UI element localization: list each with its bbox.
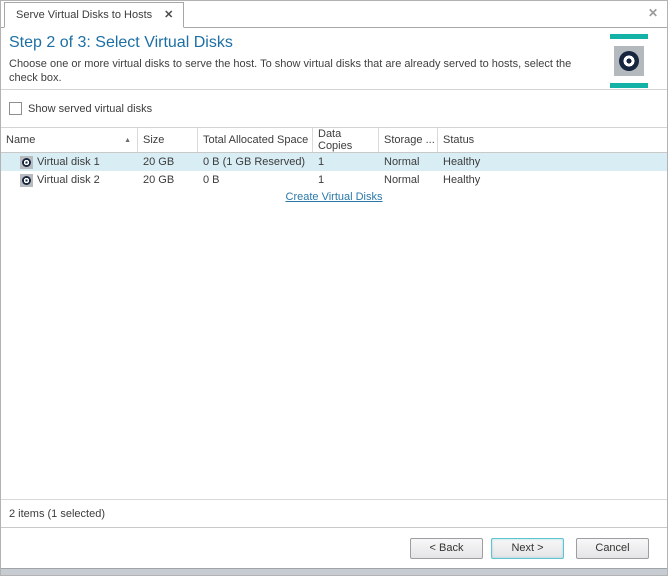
cell-data-copies: 1 (313, 156, 379, 168)
panel-close-icon[interactable]: ✕ (648, 7, 658, 19)
cell-allocated: 0 B (1 GB Reserved) (198, 156, 313, 168)
cell-size: 20 GB (138, 156, 198, 168)
cell-name: Virtual disk 1 (1, 156, 138, 169)
column-header-name[interactable]: Name ▲ (1, 128, 138, 152)
table-row-virtual-disk-1[interactable]: Virtual disk 1 20 GB 0 B (1 GB Reserved)… (1, 153, 667, 171)
virtual-disk-row-icon (20, 174, 33, 187)
table-header: Name ▲ Size Total Allocated Space Data C… (1, 127, 667, 153)
back-button[interactable]: < Back (410, 538, 483, 559)
cancel-button[interactable]: Cancel (576, 538, 649, 559)
cell-data-copies: 1 (313, 174, 379, 186)
tab-title: Serve Virtual Disks to Hosts (16, 9, 152, 21)
create-link-row: Create Virtual Disks (1, 189, 667, 209)
cell-status: Healthy (438, 156, 667, 168)
cell-status: Healthy (438, 174, 667, 186)
column-header-status[interactable]: Status (438, 128, 667, 152)
virtual-disk-icon (609, 34, 649, 89)
table-empty-area (1, 209, 667, 499)
virtual-disk-icon-top-bar (610, 34, 648, 39)
wizard-header-text: Step 2 of 3: Select Virtual Disks Choose… (9, 34, 609, 89)
cell-storage: Normal (379, 174, 438, 186)
tab-close-icon[interactable]: ✕ (164, 10, 173, 21)
tab-bar: Serve Virtual Disks to Hosts ✕ ✕ (1, 1, 667, 28)
next-button[interactable]: Next > (491, 538, 564, 559)
cell-name: Virtual disk 2 (1, 174, 138, 187)
column-header-size[interactable]: Size (138, 128, 198, 152)
column-header-name-label: Name (6, 134, 35, 146)
tab-serve-virtual-disks[interactable]: Serve Virtual Disks to Hosts ✕ (4, 2, 184, 28)
cell-size: 20 GB (138, 174, 198, 186)
wizard-header: Step 2 of 3: Select Virtual Disks Choose… (1, 28, 667, 89)
virtual-disk-icon-bottom-bar (610, 83, 648, 88)
button-bar: < Back Next > Cancel (1, 528, 667, 568)
show-served-label[interactable]: Show served virtual disks (28, 103, 152, 115)
sort-ascending-icon: ▲ (124, 137, 131, 144)
virtual-disk-icon-platter (614, 46, 644, 76)
page-title: Step 2 of 3: Select Virtual Disks (9, 34, 595, 52)
table-row-virtual-disk-2[interactable]: Virtual disk 2 20 GB 0 B 1 Normal Health… (1, 171, 667, 189)
cell-storage: Normal (379, 156, 438, 168)
column-header-total-allocated-space[interactable]: Total Allocated Space (198, 128, 313, 152)
cell-allocated: 0 B (198, 174, 313, 186)
show-served-checkbox[interactable] (9, 102, 22, 115)
window-bottom-edge (1, 568, 667, 575)
virtual-disk-icon-spindle (619, 51, 639, 71)
serve-virtual-disks-dialog: Serve Virtual Disks to Hosts ✕ ✕ Step 2 … (0, 0, 668, 576)
column-header-storage[interactable]: Storage ... (379, 128, 438, 152)
page-description: Choose one or more virtual disks to serv… (9, 57, 595, 85)
status-bar: 2 items (1 selected) (1, 499, 667, 528)
column-header-data-copies[interactable]: Data Copies (313, 128, 379, 152)
items-count-text: 2 items (1 selected) (9, 508, 105, 520)
filter-row: Show served virtual disks (1, 90, 667, 127)
virtual-disk-row-icon (20, 156, 33, 169)
create-virtual-disks-link[interactable]: Create Virtual Disks (286, 191, 383, 203)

== OBJECTIVE ==
Rewrite the items above, changing every "Normal" to "Standard" and keeping everything else the same. Omit the picture.

== WRITTEN ANSWER ==
UI element localization: list each with its bbox.
cell-data-copies: 1 (313, 156, 379, 168)
panel-close-icon[interactable]: ✕ (648, 7, 658, 19)
cell-allocated: 0 B (1 GB Reserved) (198, 156, 313, 168)
cell-size: 20 GB (138, 156, 198, 168)
cell-name: Virtual disk 1 (1, 156, 138, 169)
column-header-name[interactable]: Name ▲ (1, 128, 138, 152)
table-row-virtual-disk-1[interactable]: Virtual disk 1 20 GB 0 B (1 GB Reserved)… (1, 153, 667, 171)
virtual-disk-row-icon (20, 174, 33, 187)
table-header: Name ▲ Size Total Allocated Space Data C… (1, 127, 667, 153)
back-button[interactable]: < Back (410, 538, 483, 559)
cancel-button[interactable]: Cancel (576, 538, 649, 559)
cell-data-copies: 1 (313, 174, 379, 186)
tab-title: Serve Virtual Disks to Hosts (16, 9, 152, 21)
create-link-row: Create Virtual Disks (1, 189, 667, 209)
cell-status: Healthy (438, 156, 667, 168)
cell-status: Healthy (438, 174, 667, 186)
column-header-status[interactable]: Status (438, 128, 667, 152)
virtual-disk-icon (609, 34, 649, 89)
table-empty-area (1, 209, 667, 499)
virtual-disk-icon-top-bar (610, 34, 648, 39)
wizard-header-text: Step 2 of 3: Select Virtual Disks Choose… (9, 34, 609, 89)
cell-storage: Standard (379, 174, 438, 186)
tab-close-icon[interactable]: ✕ (164, 10, 173, 21)
tab-bar: Serve Virtual Disks to Hosts ✕ ✕ (1, 1, 667, 28)
next-button[interactable]: Next > (491, 538, 564, 559)
cell-name: Virtual disk 2 (1, 174, 138, 187)
column-header-size[interactable]: Size (138, 128, 198, 152)
column-header-name-label: Name (6, 134, 35, 146)
tab-serve-virtual-disks[interactable]: Serve Virtual Disks to Hosts ✕ (4, 2, 184, 28)
cell-size: 20 GB (138, 174, 198, 186)
wizard-header: Step 2 of 3: Select Virtual Disks Choose… (1, 28, 667, 89)
virtual-disk-icon-bottom-bar (610, 83, 648, 88)
button-bar: < Back Next > Cancel (1, 528, 667, 568)
show-served-label[interactable]: Show served virtual disks (28, 103, 152, 115)
sort-ascending-icon: ▲ (124, 137, 131, 144)
virtual-disk-icon-platter (614, 46, 644, 76)
page-title: Step 2 of 3: Select Virtual Disks (9, 34, 595, 52)
table-row-virtual-disk-2[interactable]: Virtual disk 2 20 GB 0 B 1 Standard Health… (1, 171, 667, 189)
cell-storage: Standard (379, 156, 438, 168)
column-header-total-allocated-space[interactable]: Total Allocated Space (198, 128, 313, 152)
cell-allocated: 0 B (198, 174, 313, 186)
show-served-checkbox[interactable] (9, 102, 22, 115)
window-bottom-edge (1, 568, 667, 575)
virtual-disk-icon-spindle (619, 51, 639, 71)
serve-virtual-disks-dialog: Serve Virtual Disks to Hosts ✕ ✕ Step 2 … (0, 0, 668, 576)
column-header-storage[interactable]: Storage ... (379, 128, 438, 152)
page-description: Choose one or more virtual disks to serv… (9, 57, 595, 85)
status-bar: 2 items (1 selected) (1, 499, 667, 528)
column-header-data-copies[interactable]: Data Copies (313, 128, 379, 152)
items-count-text: 2 items (1 selected) (9, 508, 105, 520)
filter-row: Show served virtual disks (1, 90, 667, 127)
virtual-disk-row-icon (20, 156, 33, 169)
create-virtual-disks-link[interactable]: Create Virtual Disks (286, 191, 383, 203)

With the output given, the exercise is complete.